Labeled region entries:
◆ ◆ ◆ ◆
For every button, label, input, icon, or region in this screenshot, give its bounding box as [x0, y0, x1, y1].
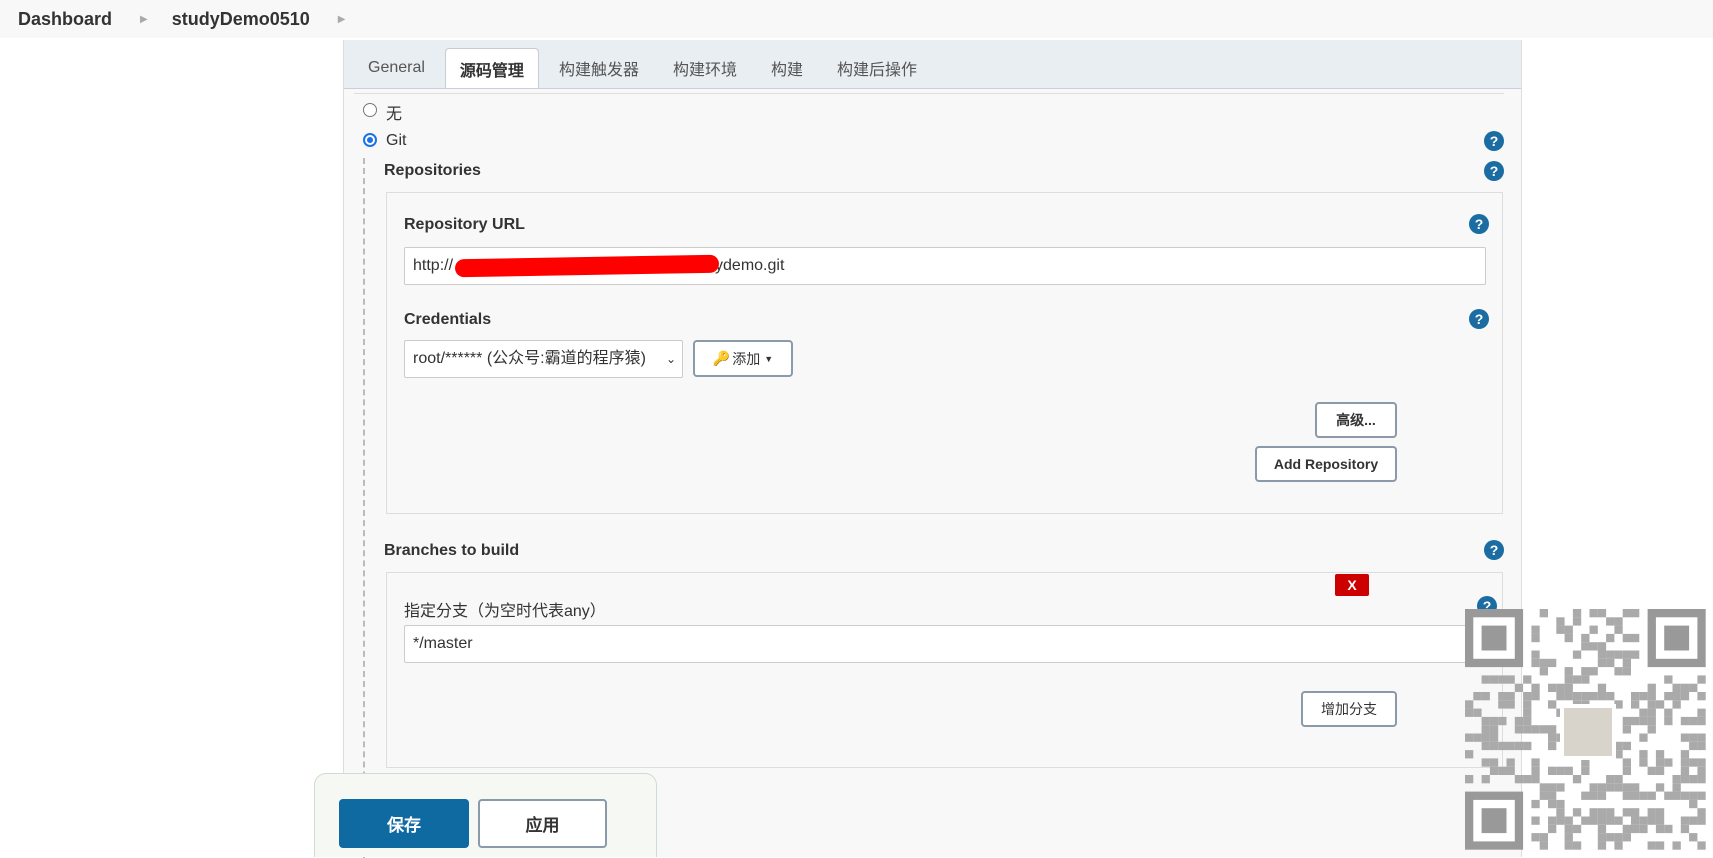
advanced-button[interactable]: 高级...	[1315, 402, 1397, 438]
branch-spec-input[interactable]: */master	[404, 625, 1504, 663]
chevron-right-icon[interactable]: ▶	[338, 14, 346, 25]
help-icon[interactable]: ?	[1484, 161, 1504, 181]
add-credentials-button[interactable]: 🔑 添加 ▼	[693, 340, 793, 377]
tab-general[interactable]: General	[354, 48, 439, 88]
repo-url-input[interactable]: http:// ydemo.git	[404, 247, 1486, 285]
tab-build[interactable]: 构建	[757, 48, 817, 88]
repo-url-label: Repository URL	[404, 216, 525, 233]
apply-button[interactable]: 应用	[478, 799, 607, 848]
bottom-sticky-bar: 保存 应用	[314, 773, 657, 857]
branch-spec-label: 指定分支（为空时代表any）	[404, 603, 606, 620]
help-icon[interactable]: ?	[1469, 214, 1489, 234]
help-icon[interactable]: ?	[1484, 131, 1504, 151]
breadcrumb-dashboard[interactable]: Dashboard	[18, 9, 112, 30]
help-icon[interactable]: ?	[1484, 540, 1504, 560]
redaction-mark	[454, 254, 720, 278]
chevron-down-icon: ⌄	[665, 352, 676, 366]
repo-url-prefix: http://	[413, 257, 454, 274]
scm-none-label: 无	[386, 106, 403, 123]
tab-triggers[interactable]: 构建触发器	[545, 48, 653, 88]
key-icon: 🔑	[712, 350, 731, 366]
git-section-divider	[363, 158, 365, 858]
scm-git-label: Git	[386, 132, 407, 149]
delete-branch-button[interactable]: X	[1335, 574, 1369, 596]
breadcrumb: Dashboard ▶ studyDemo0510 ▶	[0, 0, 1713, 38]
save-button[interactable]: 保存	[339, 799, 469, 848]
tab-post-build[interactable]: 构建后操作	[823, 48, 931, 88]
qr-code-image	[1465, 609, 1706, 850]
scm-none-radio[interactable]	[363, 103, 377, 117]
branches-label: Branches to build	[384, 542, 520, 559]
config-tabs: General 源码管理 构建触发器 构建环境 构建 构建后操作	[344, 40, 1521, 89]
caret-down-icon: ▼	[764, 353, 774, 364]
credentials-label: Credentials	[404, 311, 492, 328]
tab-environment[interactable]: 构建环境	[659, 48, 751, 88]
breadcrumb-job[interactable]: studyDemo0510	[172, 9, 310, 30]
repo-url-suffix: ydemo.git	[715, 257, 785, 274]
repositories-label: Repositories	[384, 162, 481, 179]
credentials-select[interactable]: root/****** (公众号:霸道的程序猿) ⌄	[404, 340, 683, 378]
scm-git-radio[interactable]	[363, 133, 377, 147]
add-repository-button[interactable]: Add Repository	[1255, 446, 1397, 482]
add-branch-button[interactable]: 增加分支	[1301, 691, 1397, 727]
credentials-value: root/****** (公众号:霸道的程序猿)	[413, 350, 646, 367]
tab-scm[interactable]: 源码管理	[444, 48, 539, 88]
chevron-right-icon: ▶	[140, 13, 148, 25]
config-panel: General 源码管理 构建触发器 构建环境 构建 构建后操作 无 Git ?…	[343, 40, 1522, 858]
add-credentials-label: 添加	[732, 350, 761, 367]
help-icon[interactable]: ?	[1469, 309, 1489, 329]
◆ ◆ ◆ ◆
- _INSTRUCTION_
Copy out every line of the records above word for word, leaving out any pictures.

- _RESPONSE_
For every button, label, input, icon, or region in this screenshot, give its bounding box as [x0, y0, x1, y1].
advanced-button[interactable]: 高级...	[1315, 402, 1397, 438]
branch-spec-input[interactable]: */master	[404, 625, 1504, 663]
chevron-right-icon[interactable]: ▶	[338, 14, 346, 25]
help-icon[interactable]: ?	[1484, 161, 1504, 181]
add-credentials-button[interactable]: 🔑 添加 ▼	[693, 340, 793, 377]
tab-general[interactable]: General	[354, 48, 439, 88]
repo-url-input[interactable]: http:// ydemo.git	[404, 247, 1486, 285]
tab-build[interactable]: 构建	[757, 48, 817, 88]
repo-url-label: Repository URL	[404, 216, 525, 233]
apply-button[interactable]: 应用	[478, 799, 607, 848]
bottom-sticky-bar: 保存 应用	[314, 773, 657, 857]
branch-spec-label: 指定分支（为空时代表any）	[404, 603, 606, 620]
help-icon[interactable]: ?	[1469, 214, 1489, 234]
help-icon[interactable]: ?	[1484, 131, 1504, 151]
breadcrumb-dashboard[interactable]: Dashboard	[18, 9, 112, 30]
help-icon[interactable]: ?	[1484, 540, 1504, 560]
redaction-mark	[454, 254, 720, 278]
chevron-down-icon: ⌄	[665, 352, 676, 366]
repo-url-prefix: http://	[413, 257, 454, 274]
scm-none-label: 无	[386, 106, 403, 123]
tab-triggers[interactable]: 构建触发器	[545, 48, 653, 88]
key-icon: 🔑	[712, 350, 731, 366]
git-section-divider	[363, 158, 365, 858]
scm-git-label: Git	[386, 132, 407, 149]
delete-branch-button[interactable]: X	[1335, 574, 1369, 596]
breadcrumb: Dashboard ▶ studyDemo0510 ▶	[0, 0, 1713, 38]
save-button[interactable]: 保存	[339, 799, 469, 848]
tab-post-build[interactable]: 构建后操作	[823, 48, 931, 88]
qr-code-image	[1465, 609, 1706, 850]
scm-none-radio[interactable]	[363, 103, 377, 117]
branches-label: Branches to build	[384, 542, 520, 559]
config-tabs: General 源码管理 构建触发器 构建环境 构建 构建后操作	[344, 40, 1521, 89]
caret-down-icon: ▼	[764, 353, 774, 364]
credentials-label: Credentials	[404, 311, 492, 328]
tab-environment[interactable]: 构建环境	[659, 48, 751, 88]
breadcrumb-job[interactable]: studyDemo0510	[172, 9, 310, 30]
repo-url-suffix: ydemo.git	[715, 257, 785, 274]
repositories-label: Repositories	[384, 162, 481, 179]
credentials-select[interactable]: root/****** (公众号:霸道的程序猿) ⌄	[404, 340, 683, 378]
scm-git-radio[interactable]	[363, 133, 377, 147]
add-repository-button[interactable]: Add Repository	[1255, 446, 1397, 482]
add-branch-button[interactable]: 增加分支	[1301, 691, 1397, 727]
credentials-value: root/****** (公众号:霸道的程序猿)	[413, 350, 646, 367]
tab-scm[interactable]: 源码管理	[444, 48, 539, 88]
chevron-right-icon: ▶	[140, 13, 148, 25]
config-panel: General 源码管理 构建触发器 构建环境 构建 构建后操作 无 Git ?…	[343, 40, 1522, 858]
add-credentials-label: 添加	[732, 350, 761, 367]
help-icon[interactable]: ?	[1469, 309, 1489, 329]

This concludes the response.